Record set =
○ ○ ○ ○

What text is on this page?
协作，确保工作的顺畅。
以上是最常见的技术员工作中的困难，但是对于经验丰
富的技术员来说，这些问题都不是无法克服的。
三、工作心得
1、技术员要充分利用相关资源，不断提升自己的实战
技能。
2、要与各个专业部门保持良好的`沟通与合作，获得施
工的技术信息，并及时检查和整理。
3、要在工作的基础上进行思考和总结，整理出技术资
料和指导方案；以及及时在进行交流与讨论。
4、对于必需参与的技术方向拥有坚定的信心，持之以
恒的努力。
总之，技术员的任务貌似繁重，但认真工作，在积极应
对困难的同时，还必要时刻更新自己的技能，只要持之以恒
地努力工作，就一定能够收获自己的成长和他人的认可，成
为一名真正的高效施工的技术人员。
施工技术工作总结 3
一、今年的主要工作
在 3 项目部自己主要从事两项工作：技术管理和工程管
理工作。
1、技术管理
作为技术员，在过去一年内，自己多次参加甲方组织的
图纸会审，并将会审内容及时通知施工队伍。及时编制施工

○ ○ ○ ○

Objective =
Repeat each entry word for word.

Output for this task =
What text is on this page?
协作，确保工作的顺畅。
以上是最常见的技术员工作中的困难，但是对于经验丰
富的技术员来说，这些问题都不是无法克服的。
三、工作心得
1、技术员要充分利用相关资源，不断提升自己的实战
技能。
2、要与各个专业部门保持良好的`沟通与合作，获得施
工的技术信息，并及时检查和整理。
3、要在工作的基础上进行思考和总结，整理出技术资
料和指导方案；以及及时在进行交流与讨论。
4、对于必需参与的技术方向拥有坚定的信心，持之以
恒的努力。
总之，技术员的任务貌似繁重，但认真工作，在积极应
对困难的同时，还必要时刻更新自己的技能，只要持之以恒
地努力工作，就一定能够收获自己的成长和他人的认可，成
为一名真正的高效施工的技术人员。
施工技术工作总结 3
一、今年的主要工作
在 3 项目部自己主要从事两项工作：技术管理和工程管
理工作。
1、技术管理
作为技术员，在过去一年内，自己多次参加甲方组织的
图纸会审，并将会审内容及时通知施工队伍。及时编制施工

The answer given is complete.